- _Task requirements_:
Below are records. Copy every line with "Density" in it.

- _Excerpted records_:

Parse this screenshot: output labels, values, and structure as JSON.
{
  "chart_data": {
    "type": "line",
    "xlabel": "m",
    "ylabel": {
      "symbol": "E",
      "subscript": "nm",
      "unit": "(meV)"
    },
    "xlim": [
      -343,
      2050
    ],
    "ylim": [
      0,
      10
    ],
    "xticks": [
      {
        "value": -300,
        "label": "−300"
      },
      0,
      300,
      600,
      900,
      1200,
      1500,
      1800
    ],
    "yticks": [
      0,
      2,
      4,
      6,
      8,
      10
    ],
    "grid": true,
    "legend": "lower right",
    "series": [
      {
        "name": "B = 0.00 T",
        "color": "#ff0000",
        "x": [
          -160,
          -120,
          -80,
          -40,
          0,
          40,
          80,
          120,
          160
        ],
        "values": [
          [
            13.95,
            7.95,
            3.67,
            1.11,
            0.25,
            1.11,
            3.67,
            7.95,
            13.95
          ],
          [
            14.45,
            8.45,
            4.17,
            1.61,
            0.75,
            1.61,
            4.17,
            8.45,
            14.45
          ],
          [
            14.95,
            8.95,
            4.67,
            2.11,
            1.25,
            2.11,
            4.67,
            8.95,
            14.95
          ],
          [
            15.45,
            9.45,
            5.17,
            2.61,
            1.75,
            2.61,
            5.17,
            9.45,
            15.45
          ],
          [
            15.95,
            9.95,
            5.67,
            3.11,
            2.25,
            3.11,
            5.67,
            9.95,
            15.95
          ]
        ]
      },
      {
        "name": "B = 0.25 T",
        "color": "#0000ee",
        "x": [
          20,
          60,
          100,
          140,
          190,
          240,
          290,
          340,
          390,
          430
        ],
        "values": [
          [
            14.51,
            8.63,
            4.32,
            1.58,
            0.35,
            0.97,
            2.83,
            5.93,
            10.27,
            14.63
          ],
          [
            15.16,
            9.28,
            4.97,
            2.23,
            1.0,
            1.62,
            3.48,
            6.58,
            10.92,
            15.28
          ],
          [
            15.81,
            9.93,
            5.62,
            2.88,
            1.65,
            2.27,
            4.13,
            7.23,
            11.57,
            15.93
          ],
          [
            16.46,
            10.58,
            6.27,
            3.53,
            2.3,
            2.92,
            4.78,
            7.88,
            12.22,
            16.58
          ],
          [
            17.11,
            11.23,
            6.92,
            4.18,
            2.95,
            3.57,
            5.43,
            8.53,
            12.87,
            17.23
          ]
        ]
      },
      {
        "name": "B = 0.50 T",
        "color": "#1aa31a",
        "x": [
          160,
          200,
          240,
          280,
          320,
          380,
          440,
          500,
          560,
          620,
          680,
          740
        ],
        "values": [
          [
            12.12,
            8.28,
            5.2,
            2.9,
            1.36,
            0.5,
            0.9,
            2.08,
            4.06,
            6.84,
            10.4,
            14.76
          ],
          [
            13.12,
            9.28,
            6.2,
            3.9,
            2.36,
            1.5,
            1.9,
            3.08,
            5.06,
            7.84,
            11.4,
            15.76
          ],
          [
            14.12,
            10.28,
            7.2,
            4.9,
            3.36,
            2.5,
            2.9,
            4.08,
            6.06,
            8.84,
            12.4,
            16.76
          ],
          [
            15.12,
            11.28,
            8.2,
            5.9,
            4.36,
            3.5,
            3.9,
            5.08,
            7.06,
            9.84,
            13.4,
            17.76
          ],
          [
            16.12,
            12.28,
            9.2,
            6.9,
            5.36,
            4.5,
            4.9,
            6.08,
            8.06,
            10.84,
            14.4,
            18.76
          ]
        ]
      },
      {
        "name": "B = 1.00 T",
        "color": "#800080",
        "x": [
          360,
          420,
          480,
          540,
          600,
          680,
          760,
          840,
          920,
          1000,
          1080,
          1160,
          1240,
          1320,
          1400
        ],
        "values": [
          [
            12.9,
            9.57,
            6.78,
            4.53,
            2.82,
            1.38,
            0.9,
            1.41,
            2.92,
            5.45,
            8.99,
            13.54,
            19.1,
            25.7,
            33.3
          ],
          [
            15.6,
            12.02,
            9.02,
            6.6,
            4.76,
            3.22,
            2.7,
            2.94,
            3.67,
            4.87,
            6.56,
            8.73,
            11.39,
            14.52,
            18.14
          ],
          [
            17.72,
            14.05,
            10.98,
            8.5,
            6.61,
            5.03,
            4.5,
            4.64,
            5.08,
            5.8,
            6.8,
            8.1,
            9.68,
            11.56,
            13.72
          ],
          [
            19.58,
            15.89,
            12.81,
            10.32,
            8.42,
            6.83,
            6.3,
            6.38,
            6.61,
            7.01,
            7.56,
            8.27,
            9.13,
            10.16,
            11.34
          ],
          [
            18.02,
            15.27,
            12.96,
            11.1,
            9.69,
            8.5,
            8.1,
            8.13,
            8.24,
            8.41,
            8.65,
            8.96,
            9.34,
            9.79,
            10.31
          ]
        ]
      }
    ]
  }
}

---

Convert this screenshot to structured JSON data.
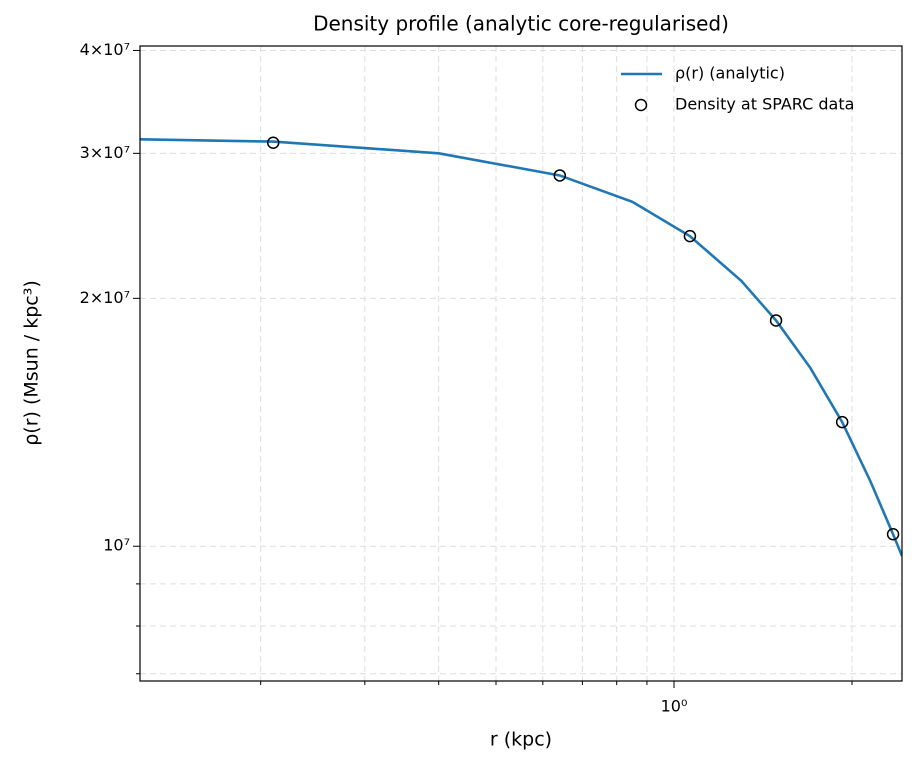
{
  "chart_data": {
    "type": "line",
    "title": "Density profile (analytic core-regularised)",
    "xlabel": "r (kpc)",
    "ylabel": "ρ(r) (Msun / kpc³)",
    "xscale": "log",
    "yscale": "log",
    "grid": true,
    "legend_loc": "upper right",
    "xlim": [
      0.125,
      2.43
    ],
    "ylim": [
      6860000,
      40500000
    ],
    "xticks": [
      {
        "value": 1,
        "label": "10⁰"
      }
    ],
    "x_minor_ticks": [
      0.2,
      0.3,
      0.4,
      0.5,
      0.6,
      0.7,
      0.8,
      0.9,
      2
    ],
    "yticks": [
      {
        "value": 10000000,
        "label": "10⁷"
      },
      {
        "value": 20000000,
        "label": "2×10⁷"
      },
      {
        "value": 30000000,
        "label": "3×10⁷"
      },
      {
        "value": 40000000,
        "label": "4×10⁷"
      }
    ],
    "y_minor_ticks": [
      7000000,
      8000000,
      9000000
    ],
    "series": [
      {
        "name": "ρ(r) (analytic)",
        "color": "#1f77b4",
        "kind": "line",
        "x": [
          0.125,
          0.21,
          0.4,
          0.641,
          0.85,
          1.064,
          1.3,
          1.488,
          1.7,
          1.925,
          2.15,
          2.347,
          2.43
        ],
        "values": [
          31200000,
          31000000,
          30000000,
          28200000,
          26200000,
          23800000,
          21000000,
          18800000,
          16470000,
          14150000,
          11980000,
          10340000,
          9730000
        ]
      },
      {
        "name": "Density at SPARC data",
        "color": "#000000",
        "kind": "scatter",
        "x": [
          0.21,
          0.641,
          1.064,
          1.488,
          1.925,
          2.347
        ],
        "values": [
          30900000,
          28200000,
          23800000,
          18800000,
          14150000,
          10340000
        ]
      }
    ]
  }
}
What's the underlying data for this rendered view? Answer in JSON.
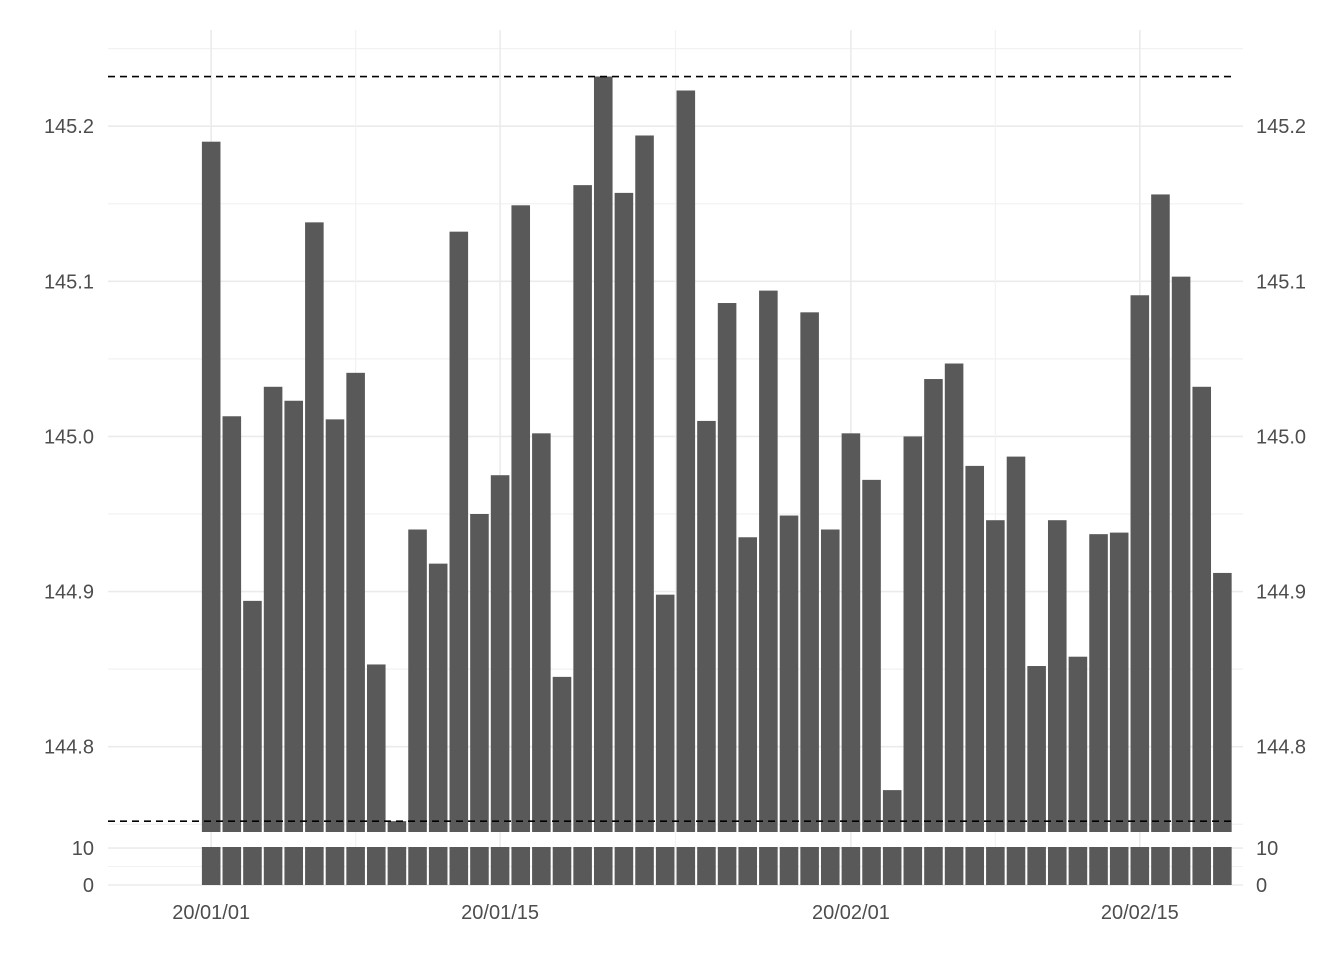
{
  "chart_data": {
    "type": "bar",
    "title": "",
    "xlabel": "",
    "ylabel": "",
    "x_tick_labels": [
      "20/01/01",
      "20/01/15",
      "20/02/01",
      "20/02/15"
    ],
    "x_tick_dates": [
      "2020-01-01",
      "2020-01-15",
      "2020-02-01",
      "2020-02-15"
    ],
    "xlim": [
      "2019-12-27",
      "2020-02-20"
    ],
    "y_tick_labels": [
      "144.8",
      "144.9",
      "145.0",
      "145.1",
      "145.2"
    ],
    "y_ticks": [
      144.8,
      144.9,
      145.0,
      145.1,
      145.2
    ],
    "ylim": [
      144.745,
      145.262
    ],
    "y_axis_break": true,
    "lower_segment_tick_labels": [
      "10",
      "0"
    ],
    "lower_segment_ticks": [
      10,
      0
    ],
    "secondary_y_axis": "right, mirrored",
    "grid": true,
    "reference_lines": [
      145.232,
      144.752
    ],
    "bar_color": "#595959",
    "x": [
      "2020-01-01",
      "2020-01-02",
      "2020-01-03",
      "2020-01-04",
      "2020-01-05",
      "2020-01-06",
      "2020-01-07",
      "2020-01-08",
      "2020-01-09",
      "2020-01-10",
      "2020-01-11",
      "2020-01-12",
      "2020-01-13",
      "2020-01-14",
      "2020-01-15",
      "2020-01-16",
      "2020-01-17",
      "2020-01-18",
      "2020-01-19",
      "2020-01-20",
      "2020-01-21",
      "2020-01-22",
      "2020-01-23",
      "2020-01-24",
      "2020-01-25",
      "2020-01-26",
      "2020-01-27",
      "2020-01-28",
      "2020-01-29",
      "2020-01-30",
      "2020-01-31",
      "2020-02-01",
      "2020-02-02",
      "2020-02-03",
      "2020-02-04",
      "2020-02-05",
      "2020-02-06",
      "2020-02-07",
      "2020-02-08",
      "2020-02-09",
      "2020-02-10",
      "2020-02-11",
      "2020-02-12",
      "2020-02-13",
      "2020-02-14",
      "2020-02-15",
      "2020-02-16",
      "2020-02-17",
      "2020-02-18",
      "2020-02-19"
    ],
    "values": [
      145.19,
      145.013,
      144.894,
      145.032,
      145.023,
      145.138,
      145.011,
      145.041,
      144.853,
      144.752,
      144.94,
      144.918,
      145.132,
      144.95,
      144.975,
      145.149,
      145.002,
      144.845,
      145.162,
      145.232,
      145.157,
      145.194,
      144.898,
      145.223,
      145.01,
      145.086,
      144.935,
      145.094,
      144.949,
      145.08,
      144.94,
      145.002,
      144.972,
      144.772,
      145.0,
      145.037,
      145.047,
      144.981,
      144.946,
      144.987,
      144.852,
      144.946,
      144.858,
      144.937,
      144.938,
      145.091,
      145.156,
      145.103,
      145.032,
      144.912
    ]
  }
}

--

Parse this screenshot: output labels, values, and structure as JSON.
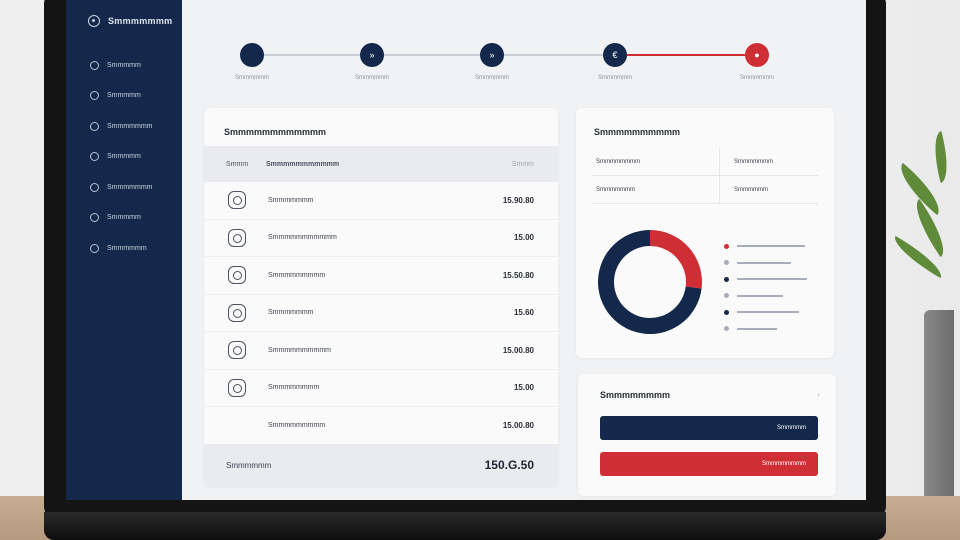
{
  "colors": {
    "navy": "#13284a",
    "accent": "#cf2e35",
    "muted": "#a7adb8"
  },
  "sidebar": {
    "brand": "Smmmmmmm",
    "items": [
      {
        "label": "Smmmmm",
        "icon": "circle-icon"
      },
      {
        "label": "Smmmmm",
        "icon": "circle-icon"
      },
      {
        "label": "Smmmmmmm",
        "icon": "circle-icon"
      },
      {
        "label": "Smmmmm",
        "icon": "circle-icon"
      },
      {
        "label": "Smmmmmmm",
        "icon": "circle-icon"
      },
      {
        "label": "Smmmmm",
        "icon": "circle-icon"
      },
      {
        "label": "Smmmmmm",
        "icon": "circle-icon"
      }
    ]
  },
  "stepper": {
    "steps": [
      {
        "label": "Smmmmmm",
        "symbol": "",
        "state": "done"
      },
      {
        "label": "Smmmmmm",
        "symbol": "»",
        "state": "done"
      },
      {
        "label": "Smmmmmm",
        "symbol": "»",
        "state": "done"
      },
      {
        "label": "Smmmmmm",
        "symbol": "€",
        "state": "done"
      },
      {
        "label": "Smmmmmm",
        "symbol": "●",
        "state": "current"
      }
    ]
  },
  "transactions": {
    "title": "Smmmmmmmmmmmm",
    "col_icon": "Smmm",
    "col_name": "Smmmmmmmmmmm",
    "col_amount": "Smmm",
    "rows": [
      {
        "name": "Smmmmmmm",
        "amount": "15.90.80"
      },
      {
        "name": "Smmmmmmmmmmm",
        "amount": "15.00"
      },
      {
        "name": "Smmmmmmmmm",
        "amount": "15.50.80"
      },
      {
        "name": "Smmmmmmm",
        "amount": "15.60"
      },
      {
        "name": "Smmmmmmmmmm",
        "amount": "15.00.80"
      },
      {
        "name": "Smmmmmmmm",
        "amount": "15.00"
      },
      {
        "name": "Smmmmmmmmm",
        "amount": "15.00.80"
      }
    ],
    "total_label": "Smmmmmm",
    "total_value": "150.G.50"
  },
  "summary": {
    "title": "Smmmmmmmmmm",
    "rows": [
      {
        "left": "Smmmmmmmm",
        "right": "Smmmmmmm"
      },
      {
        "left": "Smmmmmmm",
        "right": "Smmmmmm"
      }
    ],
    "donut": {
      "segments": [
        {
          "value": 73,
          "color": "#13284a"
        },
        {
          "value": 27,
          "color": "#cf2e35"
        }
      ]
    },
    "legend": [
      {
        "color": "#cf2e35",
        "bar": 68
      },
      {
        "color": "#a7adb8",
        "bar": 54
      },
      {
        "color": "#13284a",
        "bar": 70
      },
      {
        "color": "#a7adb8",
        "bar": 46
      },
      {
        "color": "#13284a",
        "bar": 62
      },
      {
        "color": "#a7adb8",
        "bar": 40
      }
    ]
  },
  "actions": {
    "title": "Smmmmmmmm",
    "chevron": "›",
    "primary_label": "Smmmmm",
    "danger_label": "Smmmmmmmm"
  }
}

- _The answer_:
    "title": "Density profile (analytic core-regularised)",
        "name": "Density at SPARC data",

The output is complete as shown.